• **What is expected**:
Write the data below out exactly as it stands. Do not include the pictures.

Extracted records
>> START

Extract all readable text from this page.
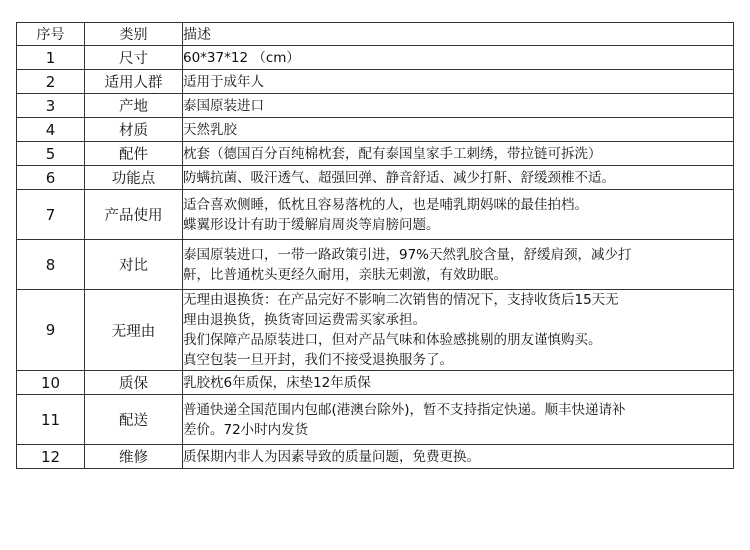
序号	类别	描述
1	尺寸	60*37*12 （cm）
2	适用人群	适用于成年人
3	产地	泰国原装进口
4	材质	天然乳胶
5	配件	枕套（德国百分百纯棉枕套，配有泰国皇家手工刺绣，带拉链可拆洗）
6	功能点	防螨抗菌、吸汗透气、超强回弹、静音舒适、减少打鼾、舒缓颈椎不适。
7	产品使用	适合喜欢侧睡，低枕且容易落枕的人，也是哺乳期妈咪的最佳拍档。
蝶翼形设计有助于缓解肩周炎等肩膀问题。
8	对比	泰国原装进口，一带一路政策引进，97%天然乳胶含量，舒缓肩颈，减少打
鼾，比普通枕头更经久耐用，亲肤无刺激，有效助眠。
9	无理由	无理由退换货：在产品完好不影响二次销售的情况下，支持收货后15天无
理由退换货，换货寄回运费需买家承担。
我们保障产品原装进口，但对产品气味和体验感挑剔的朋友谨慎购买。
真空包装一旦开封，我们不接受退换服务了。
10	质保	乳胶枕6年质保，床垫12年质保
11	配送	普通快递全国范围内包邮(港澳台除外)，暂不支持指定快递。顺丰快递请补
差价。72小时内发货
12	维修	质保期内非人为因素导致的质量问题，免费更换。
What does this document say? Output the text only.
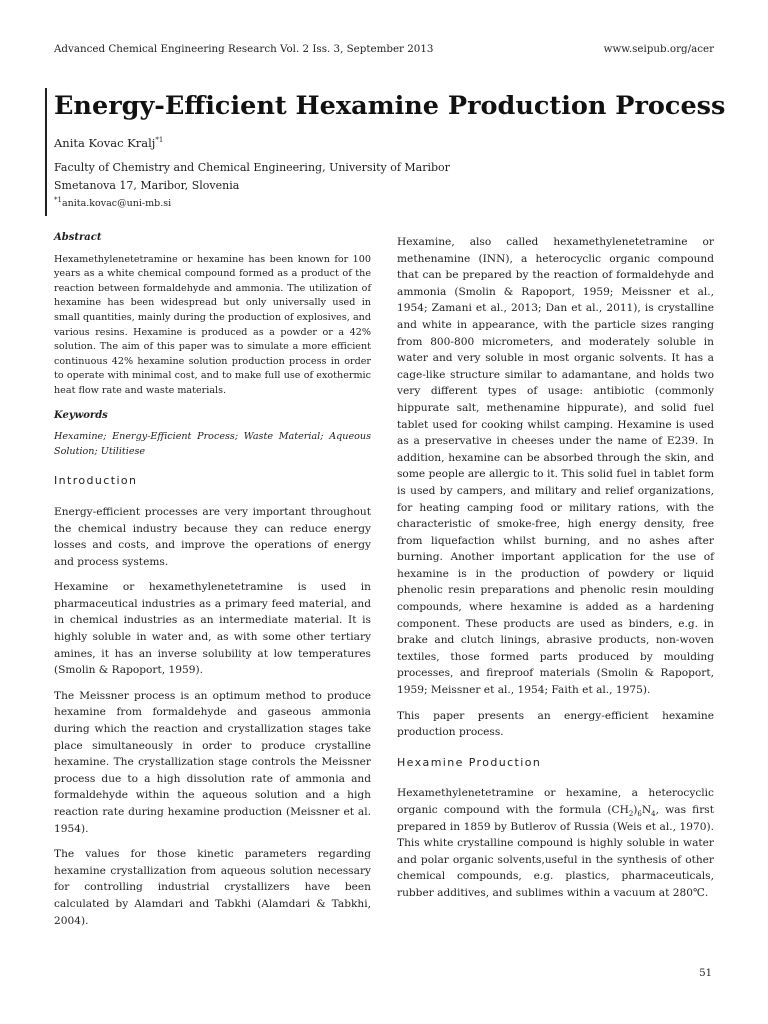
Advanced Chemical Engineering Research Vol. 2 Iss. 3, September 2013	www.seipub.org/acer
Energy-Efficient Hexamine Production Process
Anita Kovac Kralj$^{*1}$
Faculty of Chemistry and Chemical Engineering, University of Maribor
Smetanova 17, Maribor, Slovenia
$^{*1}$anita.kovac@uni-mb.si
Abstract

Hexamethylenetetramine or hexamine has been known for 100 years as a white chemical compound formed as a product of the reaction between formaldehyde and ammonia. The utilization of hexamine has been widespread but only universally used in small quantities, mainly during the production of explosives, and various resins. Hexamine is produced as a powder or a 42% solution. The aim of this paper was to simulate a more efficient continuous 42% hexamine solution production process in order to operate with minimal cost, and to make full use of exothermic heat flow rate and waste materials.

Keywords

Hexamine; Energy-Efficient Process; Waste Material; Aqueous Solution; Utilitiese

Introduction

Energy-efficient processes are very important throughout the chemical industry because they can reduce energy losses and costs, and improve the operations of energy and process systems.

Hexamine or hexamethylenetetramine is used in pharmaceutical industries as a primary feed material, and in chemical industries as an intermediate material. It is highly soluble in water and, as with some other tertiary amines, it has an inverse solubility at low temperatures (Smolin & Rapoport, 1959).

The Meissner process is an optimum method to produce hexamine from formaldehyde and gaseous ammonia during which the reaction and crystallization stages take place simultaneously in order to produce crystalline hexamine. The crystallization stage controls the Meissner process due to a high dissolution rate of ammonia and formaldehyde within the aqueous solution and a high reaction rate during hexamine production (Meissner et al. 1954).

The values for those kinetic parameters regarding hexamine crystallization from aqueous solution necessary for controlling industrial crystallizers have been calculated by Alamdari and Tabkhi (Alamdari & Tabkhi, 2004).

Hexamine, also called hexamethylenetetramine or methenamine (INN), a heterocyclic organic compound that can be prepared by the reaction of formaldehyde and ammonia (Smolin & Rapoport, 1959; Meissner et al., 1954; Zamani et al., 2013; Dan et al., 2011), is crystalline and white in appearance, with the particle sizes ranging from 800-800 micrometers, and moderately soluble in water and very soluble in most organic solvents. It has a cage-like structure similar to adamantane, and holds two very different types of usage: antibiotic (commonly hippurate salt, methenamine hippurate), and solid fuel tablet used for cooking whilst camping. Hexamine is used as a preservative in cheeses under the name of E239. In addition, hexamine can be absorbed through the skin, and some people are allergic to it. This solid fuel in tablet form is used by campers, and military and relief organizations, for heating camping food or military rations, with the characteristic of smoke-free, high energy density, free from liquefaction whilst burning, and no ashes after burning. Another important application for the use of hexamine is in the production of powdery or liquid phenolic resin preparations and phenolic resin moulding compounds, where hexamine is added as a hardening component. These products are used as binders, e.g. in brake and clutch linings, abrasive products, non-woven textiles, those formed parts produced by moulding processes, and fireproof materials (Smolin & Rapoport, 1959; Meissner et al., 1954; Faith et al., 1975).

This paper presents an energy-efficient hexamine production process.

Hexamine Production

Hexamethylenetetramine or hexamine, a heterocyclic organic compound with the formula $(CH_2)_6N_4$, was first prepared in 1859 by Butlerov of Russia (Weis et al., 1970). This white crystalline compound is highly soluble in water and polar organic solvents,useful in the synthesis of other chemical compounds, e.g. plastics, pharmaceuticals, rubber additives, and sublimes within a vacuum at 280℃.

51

>> END

• **Exercise response**:
Extract all readable text from this page.
序号	类别	描述
1	尺寸	60*37*12 （cm）
2	适用人群	适用于成年人
3	产地	泰国原装进口
4	材质	天然乳胶
5	配件	枕套（德国百分百纯棉枕套，配有泰国皇家手工刺绣，带拉链可拆洗）
6	功能点	防螨抗菌、吸汗透气、超强回弹、静音舒适、减少打鼾、舒缓颈椎不适。
7	产品使用	适合喜欢侧睡，低枕且容易落枕的人，也是哺乳期妈咪的最佳拍档。
蝶翼形设计有助于缓解肩周炎等肩膀问题。
8	对比	泰国原装进口，一带一路政策引进，97%天然乳胶含量，舒缓肩颈，减少打
鼾，比普通枕头更经久耐用，亲肤无刺激，有效助眠。
9	无理由	无理由退换货：在产品完好不影响二次销售的情况下，支持收货后15天无
理由退换货，换货寄回运费需买家承担。
我们保障产品原装进口，但对产品气味和体验感挑剔的朋友谨慎购买。
真空包装一旦开封，我们不接受退换服务了。
10	质保	乳胶枕6年质保，床垫12年质保
11	配送	普通快递全国范围内包邮(港澳台除外)，暂不支持指定快递。顺丰快递请补
差价。72小时内发货
12	维修	质保期内非人为因素导致的质量问题，免费更换。
What does this document say? Output the text only.
Advanced Chemical Engineering Research Vol. 2 Iss. 3, September 2013	www.seipub.org/acer
Energy-Efficient Hexamine Production Process
Anita Kovac Kralj$^{*1}$
Faculty of Chemistry and Chemical Engineering, University of Maribor
Smetanova 17, Maribor, Slovenia
$^{*1}$anita.kovac@uni-mb.si
Abstract

Hexamethylenetetramine or hexamine has been known for 100 years as a white chemical compound formed as a product of the reaction between formaldehyde and ammonia. The utilization of hexamine has been widespread but only universally used in small quantities, mainly during the production of explosives, and various resins. Hexamine is produced as a powder or a 42% solution. The aim of this paper was to simulate a more efficient continuous 42% hexamine solution production process in order to operate with minimal cost, and to make full use of exothermic heat flow rate and waste materials.

Keywords

Hexamine; Energy-Efficient Process; Waste Material; Aqueous Solution; Utilitiese

Introduction

Energy-efficient processes are very important throughout the chemical industry because they can reduce energy losses and costs, and improve the operations of energy and process systems.

Hexamine or hexamethylenetetramine is used in pharmaceutical industries as a primary feed material, and in chemical industries as an intermediate material. It is highly soluble in water and, as with some other tertiary amines, it has an inverse solubility at low temperatures (Smolin & Rapoport, 1959).

The Meissner process is an optimum method to produce hexamine from formaldehyde and gaseous ammonia during which the reaction and crystallization stages take place simultaneously in order to produce crystalline hexamine. The crystallization stage controls the Meissner process due to a high dissolution rate of ammonia and formaldehyde within the aqueous solution and a high reaction rate during hexamine production (Meissner et al. 1954).

The values for those kinetic parameters regarding hexamine crystallization from aqueous solution necessary for controlling industrial crystallizers have been calculated by Alamdari and Tabkhi (Alamdari & Tabkhi, 2004).

Hexamine, also called hexamethylenetetramine or methenamine (INN), a heterocyclic organic compound that can be prepared by the reaction of formaldehyde and ammonia (Smolin & Rapoport, 1959; Meissner et al., 1954; Zamani et al., 2013; Dan et al., 2011), is crystalline and white in appearance, with the particle sizes ranging from 800-800 micrometers, and moderately soluble in water and very soluble in most organic solvents. It has a cage-like structure similar to adamantane, and holds two very different types of usage: antibiotic (commonly hippurate salt, methenamine hippurate), and solid fuel tablet used for cooking whilst camping. Hexamine is used as a preservative in cheeses under the name of E239. In addition, hexamine can be absorbed through the skin, and some people are allergic to it. This solid fuel in tablet form is used by campers, and military and relief organizations, for heating camping food or military rations, with the characteristic of smoke-free, high energy density, free from liquefaction whilst burning, and no ashes after burning. Another important application for the use of hexamine is in the production of powdery or liquid phenolic resin preparations and phenolic resin moulding compounds, where hexamine is added as a hardening component. These products are used as binders, e.g. in brake and clutch linings, abrasive products, non-woven textiles, those formed parts produced by moulding processes, and fireproof materials (Smolin & Rapoport, 1959; Meissner et al., 1954; Faith et al., 1975).

This paper presents an energy-efficient hexamine production process.

Hexamine Production

Hexamethylenetetramine or hexamine, a heterocyclic organic compound with the formula $(CH_2)_6N_4$, was first prepared in 1859 by Butlerov of Russia (Weis et al., 1970). This white crystalline compound is highly soluble in water and polar organic solvents,useful in the synthesis of other chemical compounds, e.g. plastics, pharmaceuticals, rubber additives, and sublimes within a vacuum at 280℃.

51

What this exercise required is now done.